-------- 所给文本

远程方法register()的主要处理逻辑在FSNamesystem.registerDatanode()中，只要注意到数据节点可以重复发送注册信息，这个方法的实现就比较好理解。

首先，registerDatanode()需要为注册节点生成数据节点标识，名字节点不能完全信任数据节点发送过来的信息，它需要根据实际情况更新注册信息中携带的数据节点标识，然后，使用这个标识进行后续的处理。这一部分的代码还会判断是否允许该数据节点连接到名字节点，判断的依据是上一节介绍的include文件和exclude文件规则，由verifyNodeRegistration()方法执行。如果该数据节点不允许连接，简单抛出DisallowedDatanodeException异常即可。

接下来，名字节点需要根据不同情况，对注册请求进行不同的处理。可能出现的情况如下：

一、该数据节点没有注册过。

二、数据节点注册过，这次注册时重复注册。

三、数据节点注册过，但这次注册使用了新的数据节点存储标识(storageID)，表明该数据节点存储空间已经被清理了，原有的数据块副本已经被删除。

我们知道，datanodeMap是数据节点存储标识到DatanodeDescriptor的映射，为了区分上述情形，名字节点引入了另外一个映射，名字节点引入了另外一个映射Host2NodesMap，提供了从服务器(名称)到该服务器上启动的数据节点的DatanodeDescriptor(可能有多个)的映射。Host2NodesMap的成员变量声明如下：

class Host2NodesMap {
  private HashMap<String, DatanodeDescriptor[]> map
    = new HashMap<String, DatanodeDescriptor[]>();
.......
}

通过存储标识在datanodeMap中获取的数据节点描述符对象为nodeS，根据服务器名称和端口号在host2DataNodeMap(Host2NodesMap实例)中获取的描述符为nodeN，如果nodeN不为空，同时nodeN和nodeS不相等，则属于上面讨论的情况三，即数据节点使用新的存储标识进行注册。这时，nodeN即是原有老数据节点标识，利用这个标识，通过FSNamesystem的removeDatanode()和wipeDatanode()方法，清理原有节点在名字节点中保存的信息，并将nodeN设置为空，后续的处理，就和请求一的一致了。在排除了情况三以后，数据节点否是重复注册(情况二)，只需要根据nodeS是否为空，即可判断。代码如下：

public synchronized void registerDatanode(DatanodeRegistration nodeReg
                                            ) throws IOException {
    String dnAddress = Server.getRemoteAddress();
    if (dnAddress == null) {
      // Mostly called inside an RPC.
      // But if not, use address passed by the data-node.

----------------
-------- 已存条目

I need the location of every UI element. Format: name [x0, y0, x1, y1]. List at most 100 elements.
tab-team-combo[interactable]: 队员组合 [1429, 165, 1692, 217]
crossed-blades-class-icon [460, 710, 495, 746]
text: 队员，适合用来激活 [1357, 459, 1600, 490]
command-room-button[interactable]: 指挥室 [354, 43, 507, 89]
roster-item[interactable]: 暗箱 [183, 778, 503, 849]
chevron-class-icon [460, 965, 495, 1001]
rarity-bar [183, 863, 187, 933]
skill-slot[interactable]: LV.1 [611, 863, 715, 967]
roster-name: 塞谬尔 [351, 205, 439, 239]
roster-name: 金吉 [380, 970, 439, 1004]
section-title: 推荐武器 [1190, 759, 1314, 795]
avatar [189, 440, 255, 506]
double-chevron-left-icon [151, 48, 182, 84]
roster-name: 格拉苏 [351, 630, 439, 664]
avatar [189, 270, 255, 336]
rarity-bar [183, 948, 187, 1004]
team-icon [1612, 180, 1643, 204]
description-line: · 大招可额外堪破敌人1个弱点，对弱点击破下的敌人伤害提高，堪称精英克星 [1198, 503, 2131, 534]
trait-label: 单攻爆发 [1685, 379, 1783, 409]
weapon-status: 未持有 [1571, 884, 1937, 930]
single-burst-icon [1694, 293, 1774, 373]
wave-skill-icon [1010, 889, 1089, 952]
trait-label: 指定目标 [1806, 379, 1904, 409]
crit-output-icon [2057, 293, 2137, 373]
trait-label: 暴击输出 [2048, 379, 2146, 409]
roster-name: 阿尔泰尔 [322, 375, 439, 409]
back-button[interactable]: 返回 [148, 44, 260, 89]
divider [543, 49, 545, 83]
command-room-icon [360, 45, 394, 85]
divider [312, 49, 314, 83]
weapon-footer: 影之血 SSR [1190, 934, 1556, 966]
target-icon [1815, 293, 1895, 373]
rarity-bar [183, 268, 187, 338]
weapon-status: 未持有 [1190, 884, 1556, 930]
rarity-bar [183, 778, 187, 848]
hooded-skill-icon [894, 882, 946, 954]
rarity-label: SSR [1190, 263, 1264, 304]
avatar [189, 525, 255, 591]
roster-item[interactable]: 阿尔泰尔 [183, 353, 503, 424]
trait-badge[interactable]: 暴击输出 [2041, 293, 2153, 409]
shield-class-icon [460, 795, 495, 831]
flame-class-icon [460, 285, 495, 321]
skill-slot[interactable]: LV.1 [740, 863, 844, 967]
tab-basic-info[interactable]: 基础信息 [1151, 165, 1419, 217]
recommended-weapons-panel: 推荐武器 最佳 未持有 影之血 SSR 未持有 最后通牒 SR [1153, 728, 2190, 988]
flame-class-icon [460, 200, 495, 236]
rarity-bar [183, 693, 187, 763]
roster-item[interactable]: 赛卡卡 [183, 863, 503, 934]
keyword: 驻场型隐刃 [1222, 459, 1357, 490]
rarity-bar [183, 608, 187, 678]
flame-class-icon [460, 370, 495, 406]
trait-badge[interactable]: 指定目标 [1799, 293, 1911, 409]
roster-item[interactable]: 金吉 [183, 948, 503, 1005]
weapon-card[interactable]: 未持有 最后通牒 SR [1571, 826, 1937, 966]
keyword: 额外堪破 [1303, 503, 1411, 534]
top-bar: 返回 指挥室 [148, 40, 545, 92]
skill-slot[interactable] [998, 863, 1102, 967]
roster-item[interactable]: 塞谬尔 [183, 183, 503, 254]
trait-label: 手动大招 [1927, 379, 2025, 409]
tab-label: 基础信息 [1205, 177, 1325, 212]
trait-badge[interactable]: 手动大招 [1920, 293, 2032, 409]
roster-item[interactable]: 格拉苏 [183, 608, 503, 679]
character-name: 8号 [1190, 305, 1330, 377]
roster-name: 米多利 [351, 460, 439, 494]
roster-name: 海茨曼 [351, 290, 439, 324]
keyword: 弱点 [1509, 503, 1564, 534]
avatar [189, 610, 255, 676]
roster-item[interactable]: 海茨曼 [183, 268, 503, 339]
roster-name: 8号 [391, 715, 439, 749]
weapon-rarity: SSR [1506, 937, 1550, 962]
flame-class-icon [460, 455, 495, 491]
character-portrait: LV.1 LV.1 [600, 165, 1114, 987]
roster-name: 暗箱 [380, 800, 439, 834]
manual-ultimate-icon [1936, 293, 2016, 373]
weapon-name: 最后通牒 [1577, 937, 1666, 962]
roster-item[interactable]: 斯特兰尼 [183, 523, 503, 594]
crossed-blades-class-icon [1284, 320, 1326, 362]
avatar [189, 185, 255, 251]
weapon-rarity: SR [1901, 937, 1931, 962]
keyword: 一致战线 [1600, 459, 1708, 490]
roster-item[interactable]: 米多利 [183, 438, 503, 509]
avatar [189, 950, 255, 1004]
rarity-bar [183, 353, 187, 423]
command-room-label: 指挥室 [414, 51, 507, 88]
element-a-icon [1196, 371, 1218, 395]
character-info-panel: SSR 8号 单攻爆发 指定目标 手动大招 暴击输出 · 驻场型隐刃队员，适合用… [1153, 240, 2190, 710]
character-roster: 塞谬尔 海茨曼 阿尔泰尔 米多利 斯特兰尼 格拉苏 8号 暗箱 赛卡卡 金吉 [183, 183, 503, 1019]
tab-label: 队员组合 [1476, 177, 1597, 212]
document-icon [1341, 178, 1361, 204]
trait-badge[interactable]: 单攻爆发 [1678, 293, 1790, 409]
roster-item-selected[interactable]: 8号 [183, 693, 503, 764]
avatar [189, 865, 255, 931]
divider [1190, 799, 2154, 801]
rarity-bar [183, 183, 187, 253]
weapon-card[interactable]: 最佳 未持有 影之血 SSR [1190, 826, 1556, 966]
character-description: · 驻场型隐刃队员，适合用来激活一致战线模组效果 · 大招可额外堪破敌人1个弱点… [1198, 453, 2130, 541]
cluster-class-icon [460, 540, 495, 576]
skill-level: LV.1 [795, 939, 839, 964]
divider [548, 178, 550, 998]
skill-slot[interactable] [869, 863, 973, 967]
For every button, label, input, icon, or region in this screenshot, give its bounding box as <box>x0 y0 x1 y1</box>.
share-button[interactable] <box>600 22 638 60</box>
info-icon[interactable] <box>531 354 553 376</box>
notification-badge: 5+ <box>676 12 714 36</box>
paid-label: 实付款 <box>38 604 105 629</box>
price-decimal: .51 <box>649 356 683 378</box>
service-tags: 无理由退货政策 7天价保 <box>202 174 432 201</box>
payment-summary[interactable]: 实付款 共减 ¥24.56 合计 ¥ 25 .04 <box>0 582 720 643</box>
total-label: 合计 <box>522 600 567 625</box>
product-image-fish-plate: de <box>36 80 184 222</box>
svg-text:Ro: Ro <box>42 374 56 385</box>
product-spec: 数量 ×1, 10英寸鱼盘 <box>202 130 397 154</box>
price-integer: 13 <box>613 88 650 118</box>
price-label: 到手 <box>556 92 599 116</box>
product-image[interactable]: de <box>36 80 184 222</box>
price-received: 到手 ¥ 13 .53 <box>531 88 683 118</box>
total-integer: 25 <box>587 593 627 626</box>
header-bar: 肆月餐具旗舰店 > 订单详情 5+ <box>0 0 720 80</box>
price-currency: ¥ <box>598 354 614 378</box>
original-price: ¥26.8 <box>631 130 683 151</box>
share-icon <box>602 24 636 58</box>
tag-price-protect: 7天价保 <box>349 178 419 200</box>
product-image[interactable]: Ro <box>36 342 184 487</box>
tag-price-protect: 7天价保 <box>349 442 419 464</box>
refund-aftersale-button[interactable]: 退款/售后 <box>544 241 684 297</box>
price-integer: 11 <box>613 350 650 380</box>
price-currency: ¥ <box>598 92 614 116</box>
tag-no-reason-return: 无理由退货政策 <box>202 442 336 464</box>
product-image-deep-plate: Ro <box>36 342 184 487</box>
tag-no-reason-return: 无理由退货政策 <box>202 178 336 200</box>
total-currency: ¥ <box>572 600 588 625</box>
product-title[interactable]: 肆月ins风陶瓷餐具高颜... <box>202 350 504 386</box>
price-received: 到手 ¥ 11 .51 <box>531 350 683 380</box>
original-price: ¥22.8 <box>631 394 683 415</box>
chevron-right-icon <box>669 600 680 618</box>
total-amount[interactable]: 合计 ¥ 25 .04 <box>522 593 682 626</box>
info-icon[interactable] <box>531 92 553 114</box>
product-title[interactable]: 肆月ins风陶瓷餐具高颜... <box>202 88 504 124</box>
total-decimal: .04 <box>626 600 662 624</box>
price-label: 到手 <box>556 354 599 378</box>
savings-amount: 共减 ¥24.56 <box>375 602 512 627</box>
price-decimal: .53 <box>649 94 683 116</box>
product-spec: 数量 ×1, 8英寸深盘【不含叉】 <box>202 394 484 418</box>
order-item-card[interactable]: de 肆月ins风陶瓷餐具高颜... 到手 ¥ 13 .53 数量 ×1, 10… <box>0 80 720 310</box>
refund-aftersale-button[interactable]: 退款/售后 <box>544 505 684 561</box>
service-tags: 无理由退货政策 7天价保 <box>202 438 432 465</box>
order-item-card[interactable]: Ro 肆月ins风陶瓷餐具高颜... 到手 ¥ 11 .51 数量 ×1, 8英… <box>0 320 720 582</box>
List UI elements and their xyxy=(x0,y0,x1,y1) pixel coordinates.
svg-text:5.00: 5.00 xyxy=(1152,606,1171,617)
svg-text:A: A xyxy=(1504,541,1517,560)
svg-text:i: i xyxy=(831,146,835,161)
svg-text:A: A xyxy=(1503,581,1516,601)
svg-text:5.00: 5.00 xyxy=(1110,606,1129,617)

----------------

练习题 »
1. 根据数据节点注册这段文字回答：
(a) 判断数据节点能不能连到名字节点，是由哪个方法执行的？
(b) 数据节点不允许连接时，会抛出什么异常？
(c) Host2NodesMap 提供的是从什么到什么的映射？
2. 接着数据节点注册这段文字最后的内容往下写。
这些条目另有来源。

逐题答案 »
1.
(a) verifyNodeRegistration()方法。
(b) DisallowedDatanodeException异常。
(c) 从服务器(名称)到该服务器上启动的数据节点的DatanodeDescriptor(可能有多个)的映射。

2.
      dnAddress = nodeReg.getHost();
    }      

    // check if the datanode is allowed to be connect to the namenode
    if (!verifyNodeRegistration(nodeReg, dnAddress)) {
      throw new DisallowedDatanodeException(nodeReg);
    }

    String hostName = nodeReg.getHost();
      
    // update the datanode's name with ip:port
    DatanodeID dnReg = new DatanodeID(dnAddress + ":" + nodeReg.getPort(),
                                      nodeReg.getStorageID(),
                                      nodeReg.getInfoPort(),
                                      nodeReg.getIpcPort());
    nodeReg.updateRegInfo(dnReg);
    nodeReg.exportedKeys = getBlockKeys();
      
    NameNode.stateChangeLog.info(
                                 "BLOCK* NameSystem.registerDatanode: "
                                 + "node registration from " + nodeReg.getName()
                                 + " storage " + nodeReg.getStorageID());

    DatanodeDescriptor nodeS = datanodeMap.get(nodeReg.getStorageID());
    DatanodeDescriptor nodeN = host2DataNodeMap.getDatanodeByName(nodeReg.getName());
      
    if (nodeN != null && nodeN != nodeS) {
      NameNode.LOG.info("BLOCK* NameSystem.registerDatanode: "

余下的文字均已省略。